Copy out the listing that follows, exactly, without its pictures.
* start *
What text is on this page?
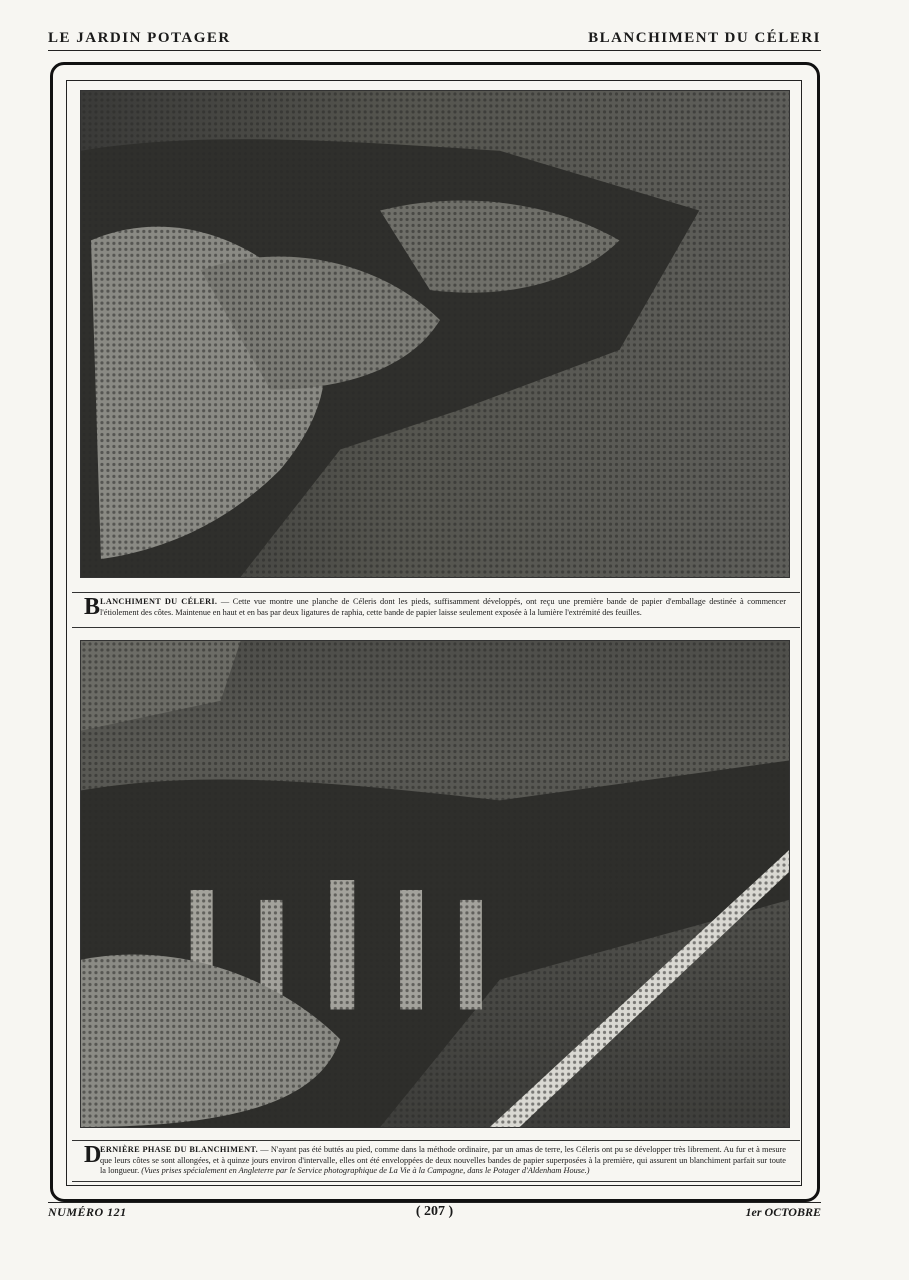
LE JARDIN POTAGER	BLANCHIMENT DU CÉLERI
B LANCHIMENT DU CÉLERI. — Cette vue montre une planche de Céleris dont les pieds, suffisamment développés, ont reçu une première bande de papier d'emballage destinée à commencer l'étiolement des côtes. Maintenue en haut et en bas par deux ligatures de raphia, cette bande de papier laisse seulement exposée à la lumière l'extrémité des feuilles.
D
ERNIÈRE PHASE DU BLANCHIMENT. — N'ayant pas été buttés au pied, comme dans la méthode ordinaire, par un amas de terre, les Céleris ont pu se développer très librement. Au fur et à mesure que leurs côtes se sont allongées, et à quinze jours environ d'intervalle, elles ont été enveloppées de deux nouvelles bandes de papier superposées à la première, qui assurent un blanchiment parfait sur toute la longueur. (Vues prises spécialement en Angleterre par le Service photographique de La Vie à la Campagne, dans le Potager d'Aldenham House.)
NUMÉRO 121	( 207 )	1er OCTOBRE
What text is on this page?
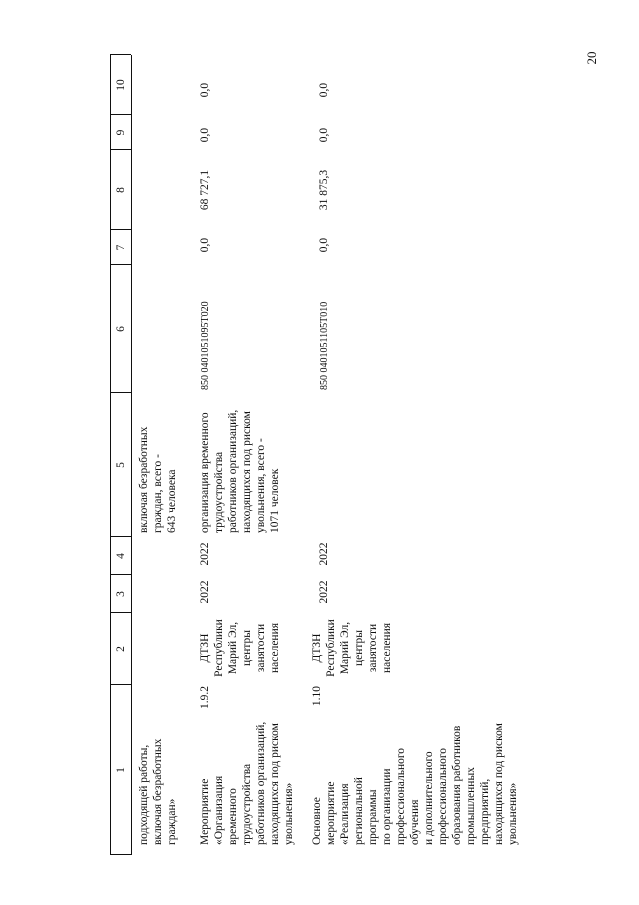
20
1
2
3
4
5
6
7
8
9
10
подходящей работы, включая безработных граждан»
включая безработных граждан, всего - 643 человека
Мероприятие «Организация временного трудоустройства работников организаций, находящихся под риском увольнения»
1.9.2
ДТЗН Республики Марий Эл, центры занятости населения
2022
2022
организация временного трудоустройства работников организаций, находящихся под риском увольнения, всего - 1071 человек
850 0401051095Т020
0,0
68 727,1
0,0
0,0
Основное мероприятие «Реализация региональной программы по организации профессионального обучения и дополнительного профессионального образования работников промышленных предприятий, находящихся под риском увольнения»
1.10
ДТЗН Республики Марий Эл, центры занятости населения
2022
2022
850 0401051105Т010
0,0
31 875,3
0,0
0,0
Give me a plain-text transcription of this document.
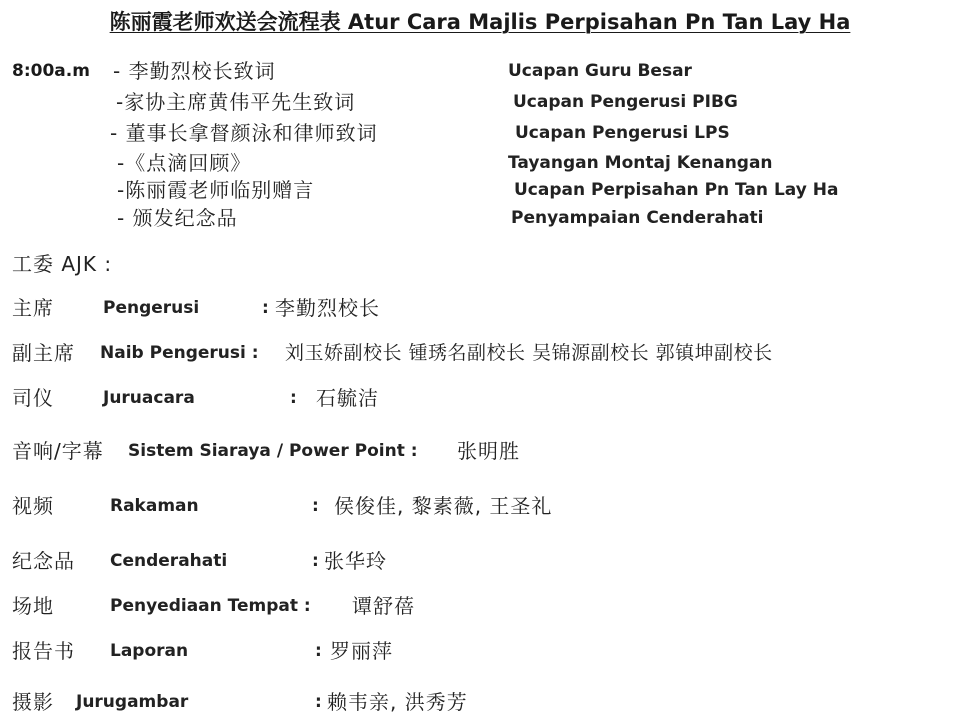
陈丽霞老师欢送会流程表 Atur Cara Majlis Perpisahan Pn Tan Lay Ha
8:00a.m - 李勤烈校长致词	Ucapan Guru Besar
-家协主席黄伟平先生致词	Ucapan Pengerusi PIBG
- 董事长拿督颜泳和律师致词	Ucapan Pengerusi LPS
-《点滴回顾》	Tayangan Montaj Kenangan
-陈丽霞老师临别赠言	Ucapan Perpisahan Pn Tan Lay Ha
- 颁发纪念品	Penyampaian Cenderahati
工委 AJK :
主席	Pengerusi	: 李勤烈校长
副主席 Naib Pengerusi : 刘玉娇副校长 锺琇名副校长 吴锦源副校长 郭镇坤副校长
司仪	Juruacara	: 石毓洁
音响/字幕 Sistem Siaraya / Power Point : 张明胜
视频	Rakaman	: 侯俊佳, 黎素薇, 王圣礼
纪念品 Cenderahati	: 张华玲
场地	Penyediaan Tempat : 谭舒蓓
报告书 Laporan	: 罗丽萍
摄影 Jurugambar	: 赖韦亲, 洪秀芳
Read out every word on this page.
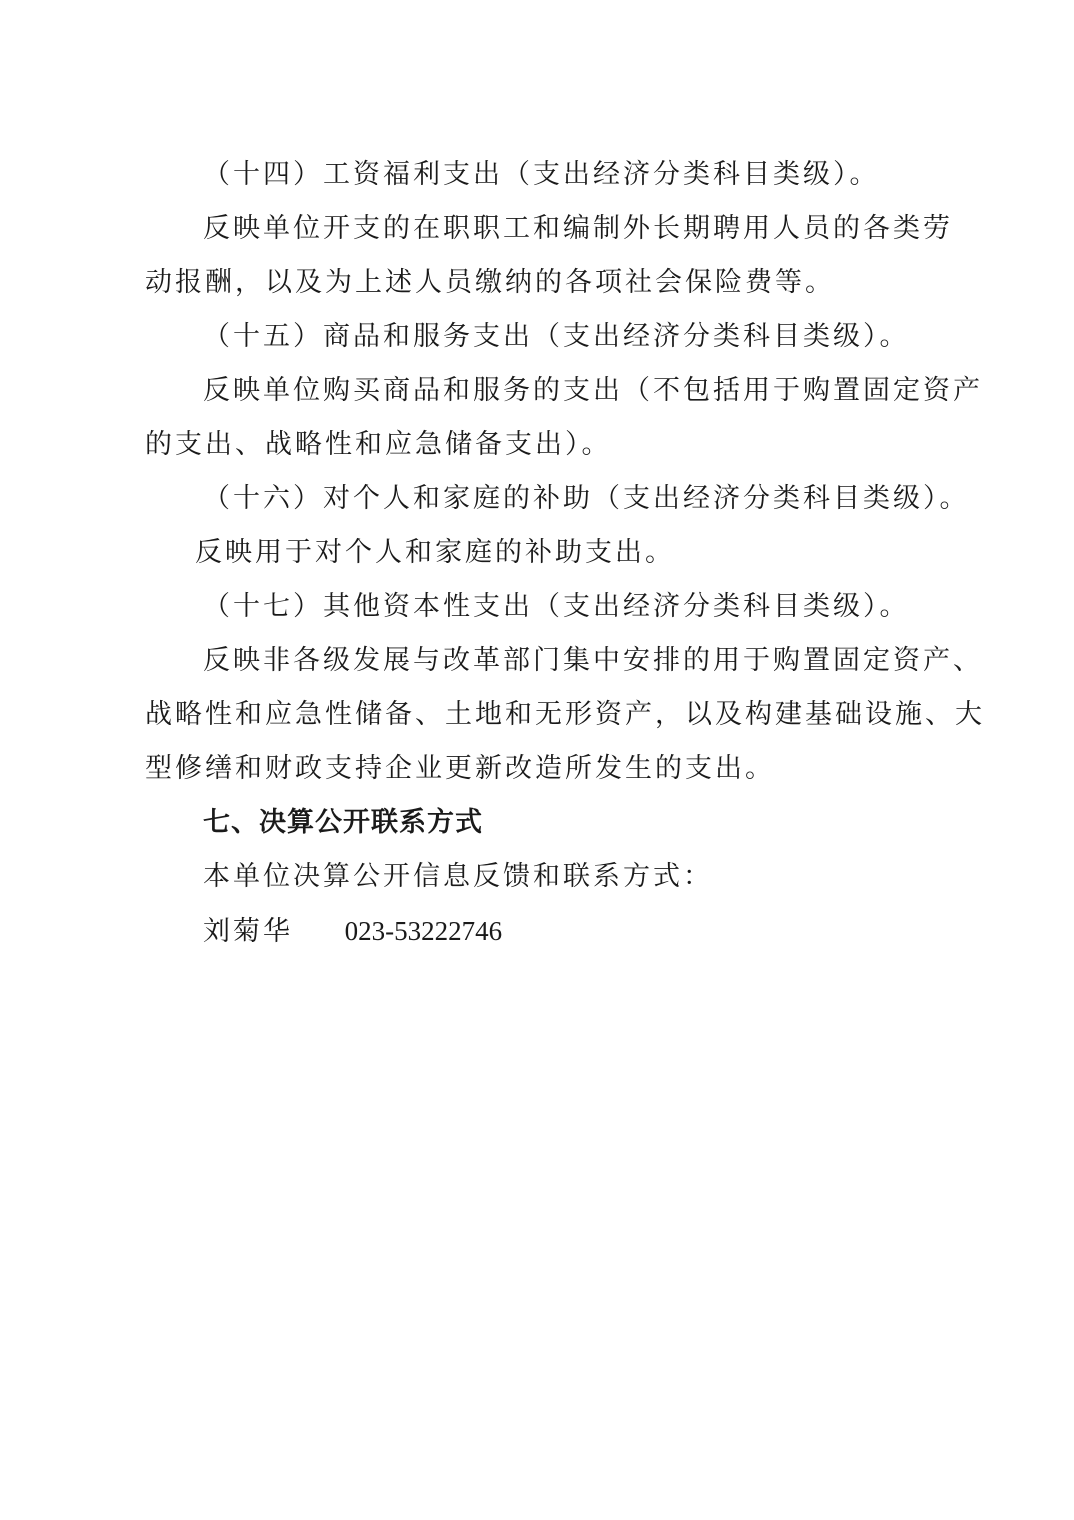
（十四）工资福利支出（支出经济分类科目类级）。

反映单位开支的在职职工和编制外长期聘用人员的各类劳

动报酬，以及为上述人员缴纳的各项社会保险费等。

（十五）商品和服务支出（支出经济分类科目类级）。

反映单位购买商品和服务的支出（不包括用于购置固定资产

的支出、战略性和应急储备支出）。

（十六）对个人和家庭的补助（支出经济分类科目类级）。

反映用于对个人和家庭的补助支出。

（十七）其他资本性支出（支出经济分类科目类级）。

反映非各级发展与改革部门集中安排的用于购置固定资产、

战略性和应急性储备、土地和无形资产，以及构建基础设施、大

型修缮和财政支持企业更新改造所发生的支出。

七、决算公开联系方式

本单位决算公开信息反馈和联系方式：

刘菊华 023-53222746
* end *
- Response for this exercise -
What text is on this page?
LE JARDIN POTAGER	BLANCHIMENT DU CÉLERI
B LANCHIMENT DU CÉLERI. — Cette vue montre une planche de Céleris dont les pieds, suffisamment développés, ont reçu une première bande de papier d'emballage destinée à commencer l'étiolement des côtes. Maintenue en haut et en bas par deux ligatures de raphia, cette bande de papier laisse seulement exposée à la lumière l'extrémité des feuilles.
D
ERNIÈRE PHASE DU BLANCHIMENT. — N'ayant pas été buttés au pied, comme dans la méthode ordinaire, par un amas de terre, les Céleris ont pu se développer très librement. Au fur et à mesure que leurs côtes se sont allongées, et à quinze jours environ d'intervalle, elles ont été enveloppées de deux nouvelles bandes de papier superposées à la première, qui assurent un blanchiment parfait sur toute la longueur. (Vues prises spécialement en Angleterre par le Service photographique de La Vie à la Campagne, dans le Potager d'Aldenham House.)
NUMÉRO 121	( 207 )	1er OCTOBRE
What text is on this page?
20
1
2
3
4
5
6
7
8
9
10
подходящей работы, включая безработных граждан»
включая безработных граждан, всего - 643 человека
Мероприятие «Организация временного трудоустройства работников организаций, находящихся под риском увольнения»
1.9.2
ДТЗН Республики Марий Эл, центры занятости населения
2022
2022
организация временного трудоустройства работников организаций, находящихся под риском увольнения, всего - 1071 человек
850 0401051095Т020
0,0
68 727,1
0,0
0,0
Основное мероприятие «Реализация региональной программы по организации профессионального обучения и дополнительного профессионального образования работников промышленных предприятий, находящихся под риском увольнения»
1.10
ДТЗН Республики Марий Эл, центры занятости населения
2022
2022
850 0401051105Т010
0,0
31 875,3
0,0
0,0
Give me a plain-text transcription of this document.
陈丽霞老师欢送会流程表 Atur Cara Majlis Perpisahan Pn Tan Lay Ha
8:00a.m - 李勤烈校长致词	Ucapan Guru Besar
-家协主席黄伟平先生致词	Ucapan Pengerusi PIBG
- 董事长拿督颜泳和律师致词	Ucapan Pengerusi LPS
-《点滴回顾》	Tayangan Montaj Kenangan
-陈丽霞老师临别赠言	Ucapan Perpisahan Pn Tan Lay Ha
- 颁发纪念品	Penyampaian Cenderahati
工委 AJK :
主席	Pengerusi	: 李勤烈校长
副主席 Naib Pengerusi : 刘玉娇副校长 锺琇名副校长 吴锦源副校长 郭镇坤副校长
司仪	Juruacara	: 石毓洁
音响/字幕 Sistem Siaraya / Power Point : 张明胜
视频	Rakaman	: 侯俊佳, 黎素薇, 王圣礼
纪念品 Cenderahati	: 张华玲
场地	Penyediaan Tempat : 谭舒蓓
报告书 Laporan	: 罗丽萍
摄影 Jurugambar	: 赖韦亲, 洪秀芳
Read out every word on this page.
（十四）工资福利支出（支出经济分类科目类级）。

反映单位开支的在职职工和编制外长期聘用人员的各类劳

动报酬，以及为上述人员缴纳的各项社会保险费等。

（十五）商品和服务支出（支出经济分类科目类级）。

反映单位购买商品和服务的支出（不包括用于购置固定资产

的支出、战略性和应急储备支出）。

（十六）对个人和家庭的补助（支出经济分类科目类级）。

反映用于对个人和家庭的补助支出。

（十七）其他资本性支出（支出经济分类科目类级）。

反映非各级发展与改革部门集中安排的用于购置固定资产、

战略性和应急性储备、土地和无形资产，以及构建基础设施、大

型修缮和财政支持企业更新改造所发生的支出。

七、决算公开联系方式

本单位决算公开信息反馈和联系方式：

刘菊华 023-53222746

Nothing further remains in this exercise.